REQUIRED WORK: Copy all lines of the listing that include the string "Taker".

GIVEN RECORDS:
——————
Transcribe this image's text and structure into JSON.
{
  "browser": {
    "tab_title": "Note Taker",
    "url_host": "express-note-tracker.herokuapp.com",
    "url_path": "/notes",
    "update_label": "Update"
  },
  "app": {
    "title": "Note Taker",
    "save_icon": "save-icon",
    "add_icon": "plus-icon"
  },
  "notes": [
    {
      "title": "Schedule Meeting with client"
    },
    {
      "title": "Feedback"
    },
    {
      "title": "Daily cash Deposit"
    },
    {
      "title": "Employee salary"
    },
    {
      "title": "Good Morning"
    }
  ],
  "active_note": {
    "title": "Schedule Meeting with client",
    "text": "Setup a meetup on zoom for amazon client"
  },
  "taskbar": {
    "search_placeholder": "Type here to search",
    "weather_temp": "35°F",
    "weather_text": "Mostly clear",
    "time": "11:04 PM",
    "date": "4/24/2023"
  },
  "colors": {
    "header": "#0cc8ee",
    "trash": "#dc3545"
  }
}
——————
TASK SOLUTION:
    "tab_title": "Note Taker",
    "title": "Note Taker",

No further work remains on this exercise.